■ **Your task**:
Drop the pictures from the entries below, then reproduce the rest exactly.

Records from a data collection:
== == ==
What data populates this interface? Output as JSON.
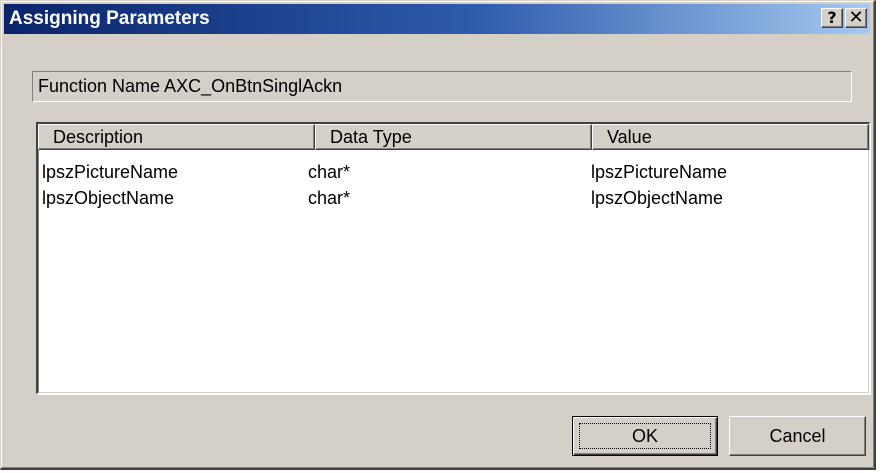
{
  "window": {
    "title": "Assigning Parameters",
    "help_glyph": "?",
    "close_glyph": "✕"
  },
  "function_name": "Function Name AXC_OnBtnSinglAckn",
  "table": {
    "columns": [
      "Description",
      "Data Type",
      "Value"
    ],
    "rows": [
      [
        "lpszPictureName",
        "char*",
        "lpszPictureName"
      ],
      [
        "lpszObjectName",
        "char*",
        "lpszObjectName"
      ]
    ]
  },
  "buttons": {
    "ok_label": "OK",
    "cancel_label": "Cancel"
  },
  "colors": {
    "title_gradient_start": "#0a246a",
    "title_gradient_end": "#a6caf0",
    "face": "#d4d0c8"
  }
}
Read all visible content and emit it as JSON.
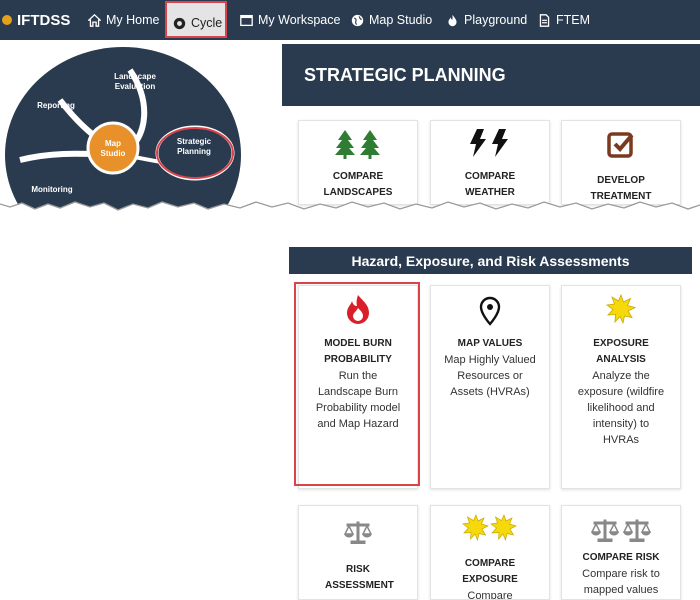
{
  "nav": {
    "brand": "IFTDSS",
    "items": [
      {
        "label": "My Home",
        "icon": "home-icon"
      },
      {
        "label": "Cycle",
        "icon": "cycle-icon"
      },
      {
        "label": "My Workspace",
        "icon": "window-icon"
      },
      {
        "label": "Map Studio",
        "icon": "globe-icon"
      },
      {
        "label": "Playground",
        "icon": "flame-icon"
      },
      {
        "label": "FTEM",
        "icon": "document-icon"
      }
    ]
  },
  "cycle": {
    "center": "Map\nStudio",
    "segments": [
      "Landscape\nEvaluation",
      "Strategic\nPlanning",
      "Reporting",
      "Monitoring"
    ]
  },
  "strategic": {
    "title": "STRATEGIC PLANNING",
    "cards": [
      {
        "title": "COMPARE LANDSCAPES",
        "icon": "trees-icon"
      },
      {
        "title": "COMPARE WEATHER",
        "icon": "lightning-icon"
      },
      {
        "title": "DEVELOP TREATMENT",
        "icon": "checkbox-icon"
      }
    ]
  },
  "hazard": {
    "title": "Hazard, Exposure, and Risk Assessments",
    "cards": [
      {
        "title": "MODEL BURN PROBABILITY",
        "desc": "Run the Landscape Burn Probability model and Map Hazard",
        "icon": "fire-icon"
      },
      {
        "title": "MAP VALUES",
        "desc": "Map Highly Valued Resources or Assets (HVRAs)",
        "icon": "map-pin-icon"
      },
      {
        "title": "EXPOSURE ANALYSIS",
        "desc": "Analyze the exposure (wildfire likelihood and intensity) to HVRAs",
        "icon": "starburst-icon"
      },
      {
        "title": "RISK ASSESSMENT",
        "desc": "",
        "icon": "scales-icon"
      },
      {
        "title": "COMPARE EXPOSURE",
        "desc": "Compare",
        "icon": "double-starburst-icon"
      },
      {
        "title": "COMPARE RISK",
        "desc": "Compare risk to mapped values",
        "icon": "double-scales-icon"
      }
    ]
  },
  "colors": {
    "nav": "#2a3b4f",
    "highlight": "#d9434b",
    "tree": "#2f7d32",
    "fire": "#d9202a",
    "sun": "#f5d90a"
  }
}
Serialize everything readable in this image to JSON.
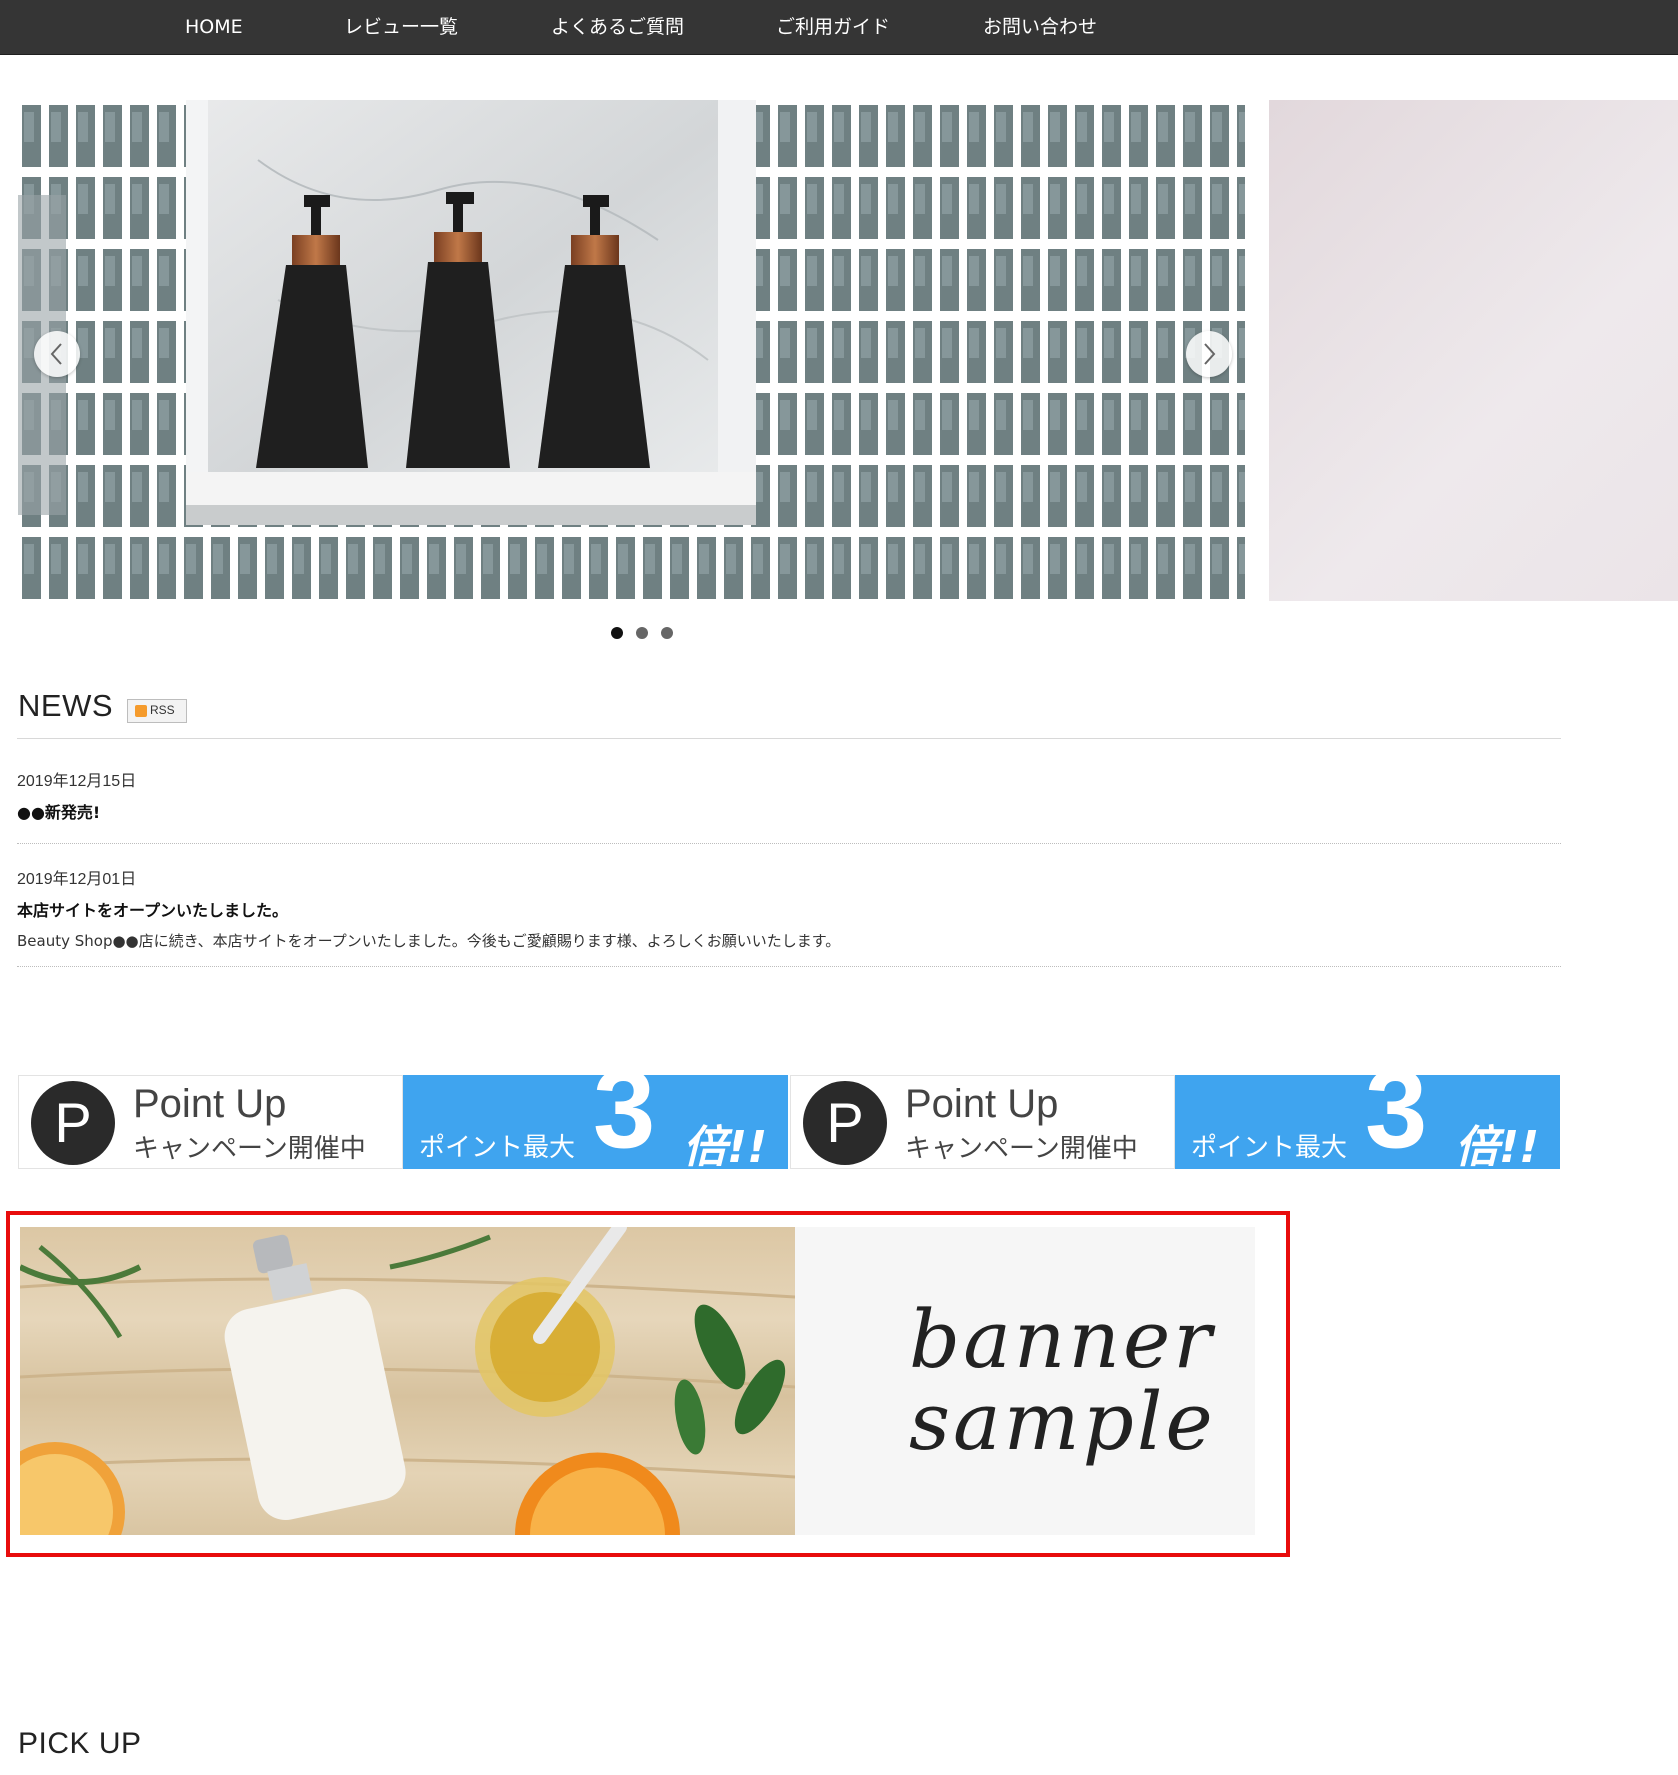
{
  "nav": {
    "items": [
      {
        "label": "HOME"
      },
      {
        "label": "レビュー一覧"
      },
      {
        "label": "よくあるご質問"
      },
      {
        "label": "ご利用ガイド"
      },
      {
        "label": "お問い合わせ"
      }
    ]
  },
  "slider": {
    "current_slide": 1,
    "slide_count": 3
  },
  "news": {
    "title": "NEWS",
    "rss_label": "RSS",
    "items": [
      {
        "date": "2019年12月15日",
        "headline": "●●新発売!",
        "body": ""
      },
      {
        "date": "2019年12月01日",
        "headline": "本店サイトをオープンいたしました。",
        "body": "Beauty Shop●●店に続き、本店サイトをオープンいたしました。今後もご愛顧賜ります様、よろしくお願いいたします。"
      }
    ]
  },
  "point_banner": {
    "circle_letter": "P",
    "title": "Point Up",
    "subtitle": "キャンペーン開催中",
    "right_text": "ポイント最大",
    "big_number": "3",
    "suffix": "倍!!",
    "colors": {
      "blue": "#3fa4ef",
      "dark": "#2a2a2a"
    }
  },
  "sample_banner": {
    "line1": "banner",
    "line2": "sample",
    "highlight_color": "#e80c0c"
  },
  "pickup": {
    "title": "PICK UP"
  }
}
== == ==
■ **Right answer**:
What data populates this interface? Output as JSON.
{
  "window": {
    "title": "Assigning Parameters",
    "help_glyph": "?",
    "close_glyph": "✕"
  },
  "function_name": "Function Name AXC_OnBtnSinglAckn",
  "table": {
    "columns": [
      "Description",
      "Data Type",
      "Value"
    ],
    "rows": [
      [
        "lpszPictureName",
        "char*",
        "lpszPictureName"
      ],
      [
        "lpszObjectName",
        "char*",
        "lpszObjectName"
      ]
    ]
  },
  "buttons": {
    "ok_label": "OK",
    "cancel_label": "Cancel"
  },
  "colors": {
    "title_gradient_start": "#0a246a",
    "title_gradient_end": "#a6caf0",
    "face": "#d4d0c8"
  }
}
Read all visible content and emit it as JSON.
{
  "nav": {
    "brand": "IFTDSS",
    "items": [
      {
        "label": "My Home",
        "icon": "home-icon"
      },
      {
        "label": "Cycle",
        "icon": "cycle-icon"
      },
      {
        "label": "My Workspace",
        "icon": "window-icon"
      },
      {
        "label": "Map Studio",
        "icon": "globe-icon"
      },
      {
        "label": "Playground",
        "icon": "flame-icon"
      },
      {
        "label": "FTEM",
        "icon": "document-icon"
      }
    ]
  },
  "cycle": {
    "center": "Map\nStudio",
    "segments": [
      "Landscape\nEvaluation",
      "Strategic\nPlanning",
      "Reporting",
      "Monitoring"
    ]
  },
  "strategic": {
    "title": "STRATEGIC PLANNING",
    "cards": [
      {
        "title": "COMPARE LANDSCAPES",
        "icon": "trees-icon"
      },
      {
        "title": "COMPARE WEATHER",
        "icon": "lightning-icon"
      },
      {
        "title": "DEVELOP TREATMENT",
        "icon": "checkbox-icon"
      }
    ]
  },
  "hazard": {
    "title": "Hazard, Exposure, and Risk Assessments",
    "cards": [
      {
        "title": "MODEL BURN PROBABILITY",
        "desc": "Run the Landscape Burn Probability model and Map Hazard",
        "icon": "fire-icon"
      },
      {
        "title": "MAP VALUES",
        "desc": "Map Highly Valued Resources or Assets (HVRAs)",
        "icon": "map-pin-icon"
      },
      {
        "title": "EXPOSURE ANALYSIS",
        "desc": "Analyze the exposure (wildfire likelihood and intensity) to HVRAs",
        "icon": "starburst-icon"
      },
      {
        "title": "RISK ASSESSMENT",
        "desc": "",
        "icon": "scales-icon"
      },
      {
        "title": "COMPARE EXPOSURE",
        "desc": "Compare",
        "icon": "double-starburst-icon"
      },
      {
        "title": "COMPARE RISK",
        "desc": "Compare risk to mapped values",
        "icon": "double-scales-icon"
      }
    ]
  },
  "colors": {
    "nav": "#2a3b4f",
    "highlight": "#d9434b",
    "tree": "#2f7d32",
    "fire": "#d9202a",
    "sun": "#f5d90a"
  }
}
Serialize everything readable in this image to JSON.
{
  "nav": {
    "items": [
      {
        "label": "HOME"
      },
      {
        "label": "レビュー一覧"
      },
      {
        "label": "よくあるご質問"
      },
      {
        "label": "ご利用ガイド"
      },
      {
        "label": "お問い合わせ"
      }
    ]
  },
  "slider": {
    "current_slide": 1,
    "slide_count": 3
  },
  "news": {
    "title": "NEWS",
    "rss_label": "RSS",
    "items": [
      {
        "date": "2019年12月15日",
        "headline": "●●新発売!",
        "body": ""
      },
      {
        "date": "2019年12月01日",
        "headline": "本店サイトをオープンいたしました。",
        "body": "Beauty Shop●●店に続き、本店サイトをオープンいたしました。今後もご愛顧賜ります様、よろしくお願いいたします。"
      }
    ]
  },
  "point_banner": {
    "circle_letter": "P",
    "title": "Point Up",
    "subtitle": "キャンペーン開催中",
    "right_text": "ポイント最大",
    "big_number": "3",
    "suffix": "倍!!",
    "colors": {
      "blue": "#3fa4ef",
      "dark": "#2a2a2a"
    }
  },
  "sample_banner": {
    "line1": "banner",
    "line2": "sample",
    "highlight_color": "#e80c0c"
  },
  "pickup": {
    "title": "PICK UP"
  }
}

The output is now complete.